[Extracted records]
/---

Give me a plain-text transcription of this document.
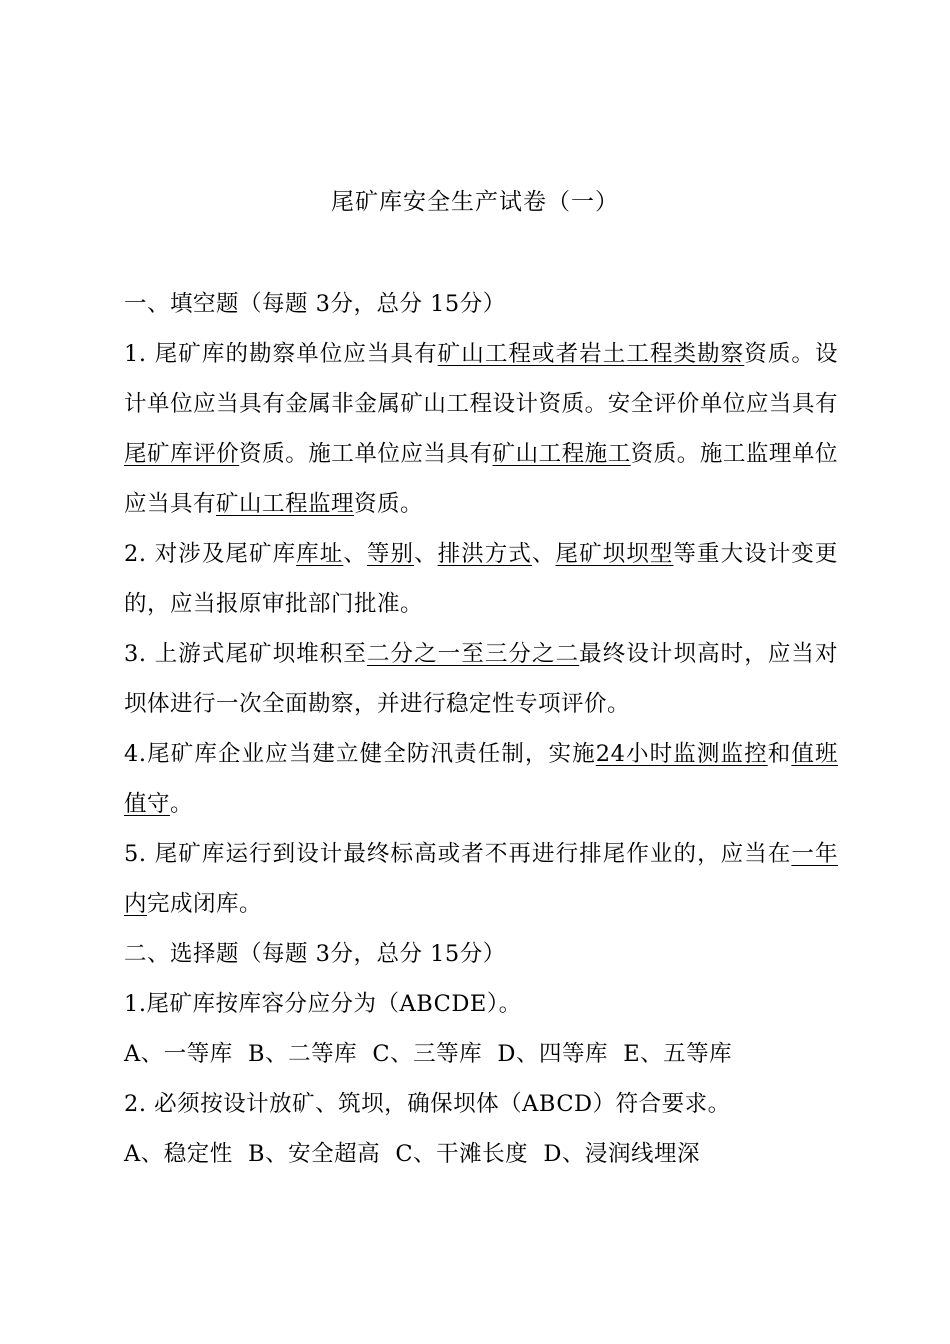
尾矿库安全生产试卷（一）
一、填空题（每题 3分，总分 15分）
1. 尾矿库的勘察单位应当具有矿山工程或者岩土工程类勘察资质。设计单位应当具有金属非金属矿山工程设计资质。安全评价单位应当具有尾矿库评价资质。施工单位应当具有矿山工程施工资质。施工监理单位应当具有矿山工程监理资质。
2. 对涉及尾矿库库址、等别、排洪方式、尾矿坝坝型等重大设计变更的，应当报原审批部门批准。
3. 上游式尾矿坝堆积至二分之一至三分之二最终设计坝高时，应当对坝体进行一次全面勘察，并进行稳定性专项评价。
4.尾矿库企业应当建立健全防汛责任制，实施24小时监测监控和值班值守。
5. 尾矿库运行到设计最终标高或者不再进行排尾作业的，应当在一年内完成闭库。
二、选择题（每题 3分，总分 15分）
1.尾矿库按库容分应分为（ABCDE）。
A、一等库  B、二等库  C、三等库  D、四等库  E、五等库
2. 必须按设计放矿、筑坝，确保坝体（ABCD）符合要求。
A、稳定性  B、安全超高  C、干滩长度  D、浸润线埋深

\---
/---

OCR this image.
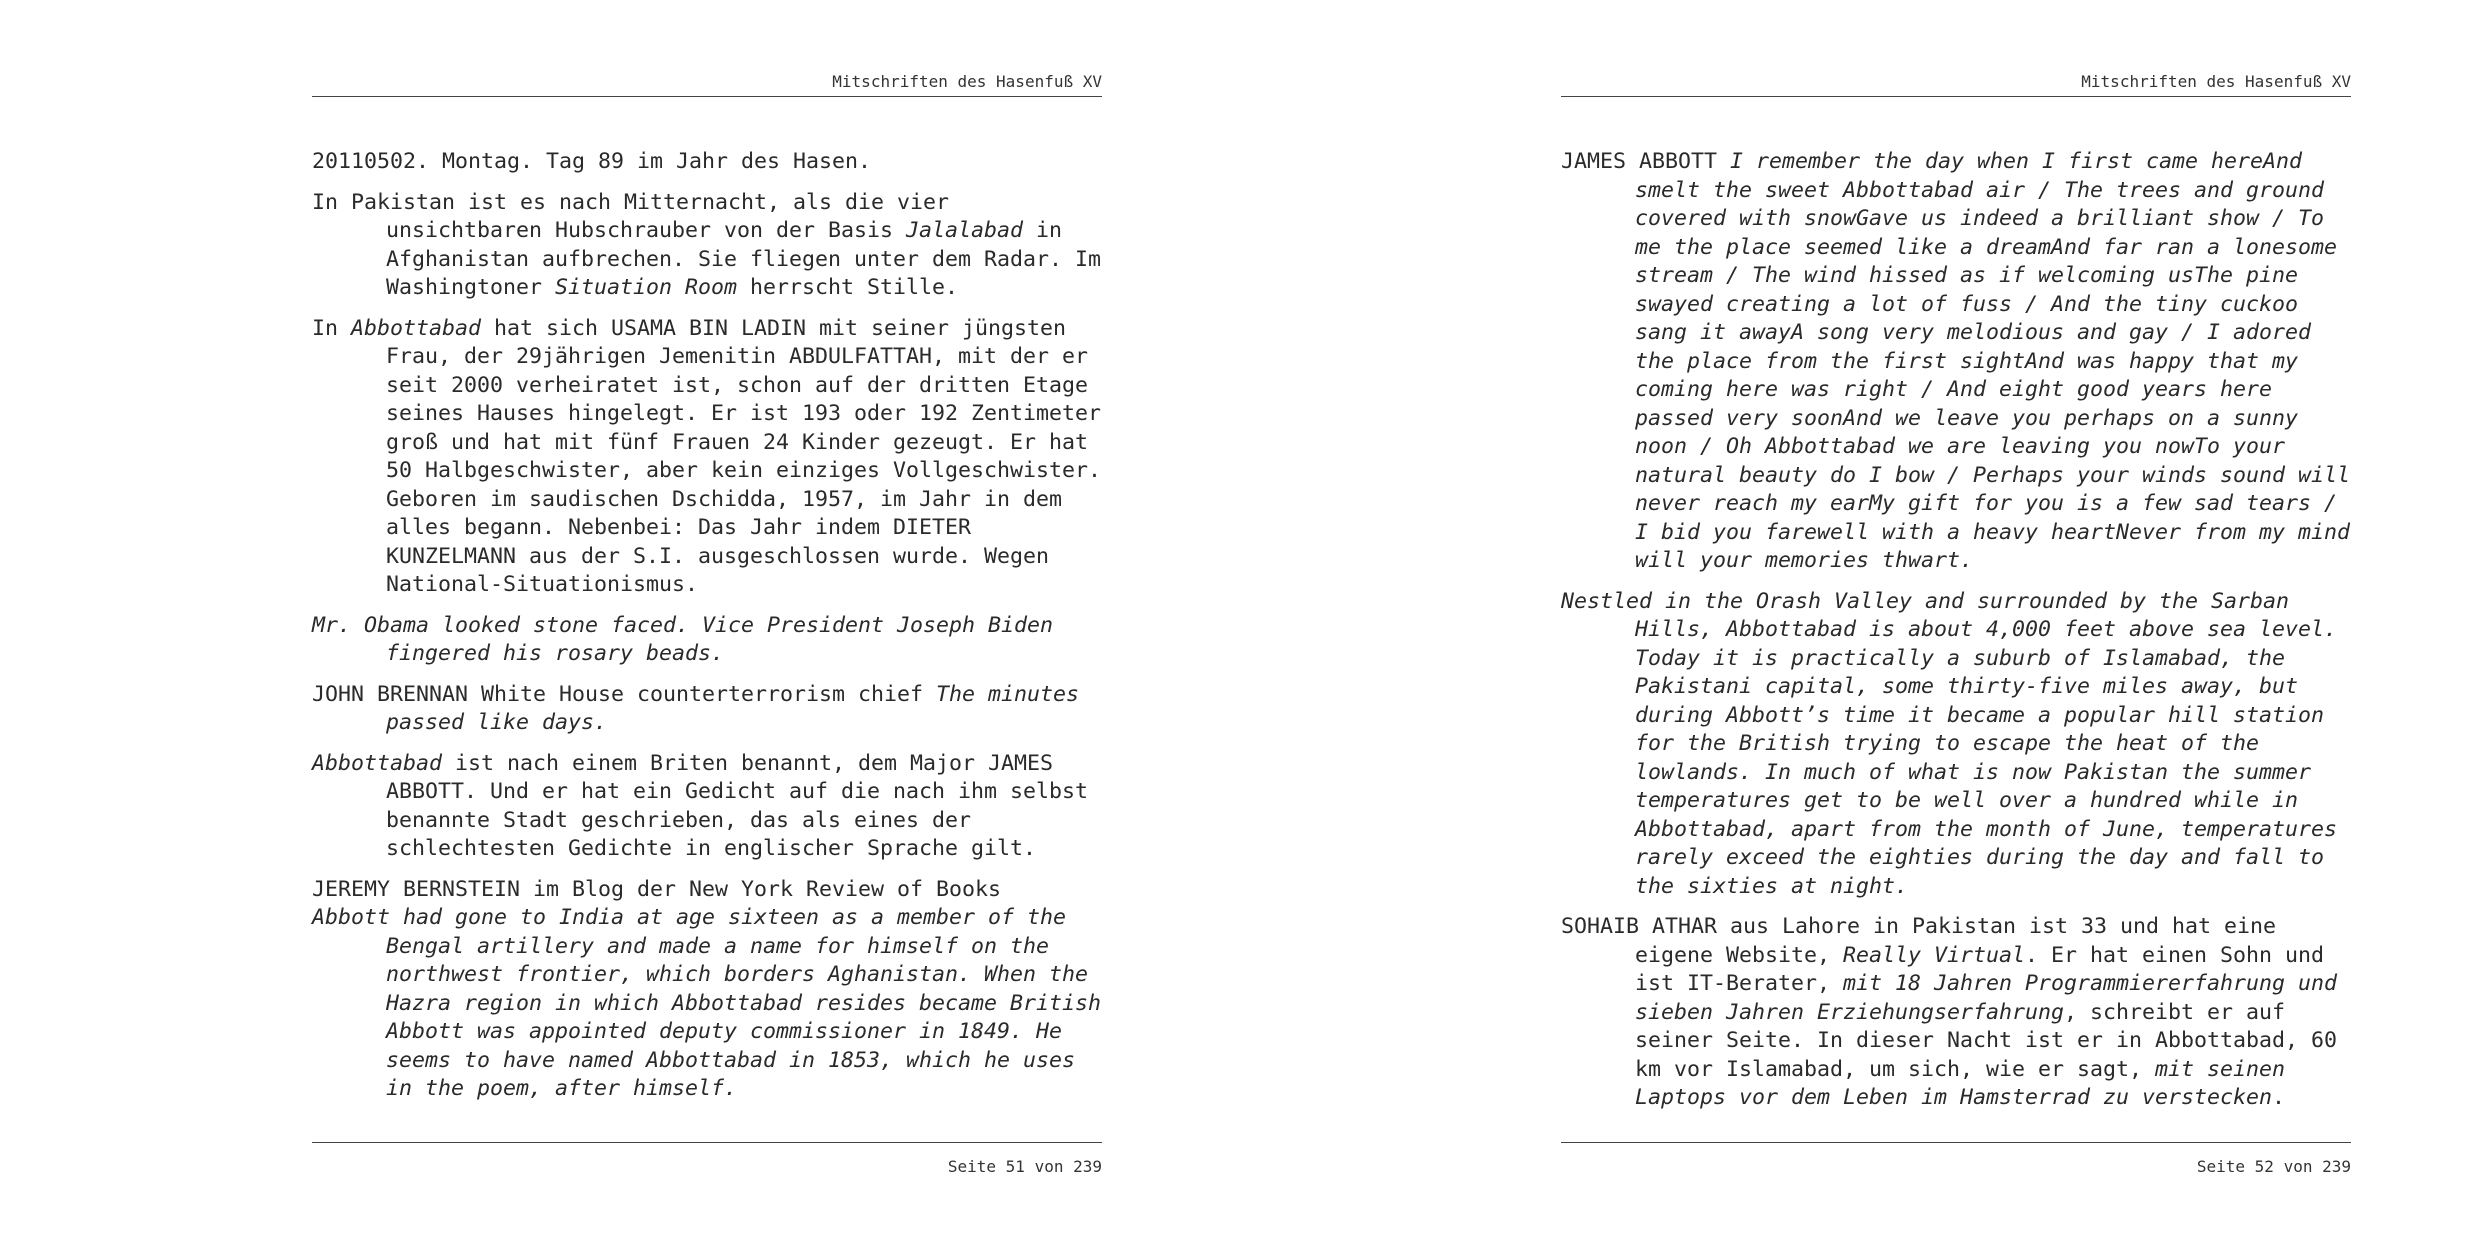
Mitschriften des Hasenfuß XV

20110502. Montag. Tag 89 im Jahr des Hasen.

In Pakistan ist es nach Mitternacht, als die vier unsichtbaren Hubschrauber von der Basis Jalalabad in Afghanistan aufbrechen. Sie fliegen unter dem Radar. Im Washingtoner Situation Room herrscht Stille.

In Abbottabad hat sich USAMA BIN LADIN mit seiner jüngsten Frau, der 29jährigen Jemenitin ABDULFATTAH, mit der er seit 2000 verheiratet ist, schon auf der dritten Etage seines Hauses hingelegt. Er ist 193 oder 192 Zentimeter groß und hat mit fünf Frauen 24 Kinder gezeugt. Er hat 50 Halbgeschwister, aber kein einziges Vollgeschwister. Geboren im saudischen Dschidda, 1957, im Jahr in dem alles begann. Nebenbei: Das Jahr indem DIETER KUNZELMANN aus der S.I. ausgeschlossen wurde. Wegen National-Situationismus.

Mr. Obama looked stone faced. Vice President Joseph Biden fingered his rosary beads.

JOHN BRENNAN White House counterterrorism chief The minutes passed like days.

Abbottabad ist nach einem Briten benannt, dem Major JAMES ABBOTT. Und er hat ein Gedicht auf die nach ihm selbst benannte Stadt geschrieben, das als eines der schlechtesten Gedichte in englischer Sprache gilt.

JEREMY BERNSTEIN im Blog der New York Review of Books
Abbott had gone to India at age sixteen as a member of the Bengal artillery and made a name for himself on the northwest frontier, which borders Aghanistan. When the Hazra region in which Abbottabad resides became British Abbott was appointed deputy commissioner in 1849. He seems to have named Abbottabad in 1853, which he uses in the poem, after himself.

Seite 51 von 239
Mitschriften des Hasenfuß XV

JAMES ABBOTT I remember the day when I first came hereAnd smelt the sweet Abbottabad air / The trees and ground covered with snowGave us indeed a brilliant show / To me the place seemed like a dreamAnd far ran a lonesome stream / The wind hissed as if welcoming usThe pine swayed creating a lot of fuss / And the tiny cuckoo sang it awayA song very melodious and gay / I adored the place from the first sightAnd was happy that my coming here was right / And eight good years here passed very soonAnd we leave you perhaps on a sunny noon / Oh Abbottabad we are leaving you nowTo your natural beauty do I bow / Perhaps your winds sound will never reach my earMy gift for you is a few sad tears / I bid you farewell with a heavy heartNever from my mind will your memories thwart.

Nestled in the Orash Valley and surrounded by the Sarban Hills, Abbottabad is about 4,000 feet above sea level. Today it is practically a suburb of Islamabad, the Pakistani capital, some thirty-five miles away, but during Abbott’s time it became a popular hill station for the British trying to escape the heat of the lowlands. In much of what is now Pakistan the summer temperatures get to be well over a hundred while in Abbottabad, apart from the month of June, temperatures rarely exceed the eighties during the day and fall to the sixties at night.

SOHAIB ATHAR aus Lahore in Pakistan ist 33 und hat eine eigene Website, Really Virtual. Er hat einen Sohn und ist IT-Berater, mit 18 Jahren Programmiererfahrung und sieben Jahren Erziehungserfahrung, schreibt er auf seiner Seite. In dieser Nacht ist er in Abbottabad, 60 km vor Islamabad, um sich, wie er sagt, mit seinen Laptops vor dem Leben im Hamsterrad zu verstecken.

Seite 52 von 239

\---

* TASK DETAILS *
Search the data for the string "became". List each line that has it.

* FULL OUTPUT *
Abbott had gone to India at age sixteen as a member of the Bengal artillery and made a name for himself on the northwest frontier, which borders Aghanistan. When the Hazra region in which Abbottabad resides became British Abbott was appointed deputy commissioner in 1849. He seems to have named Abbottabad in 1853, which he uses in the poem, after himself.
Nestled in the Orash Valley and surrounded by the Sarban Hills, Abbottabad is about 4,000 feet above sea level. Today it is practically a suburb of Islamabad, the Pakistani capital, some thirty-five miles away, but during Abbott’s time it became a popular hill station for the British trying to escape the heat of the lowlands. In much of what is now Pakistan the summer temperatures get to be well over a hundred while in Abbottabad, apart from the month of June, temperatures rarely exceed the eighties during the day and fall to the sixties at night.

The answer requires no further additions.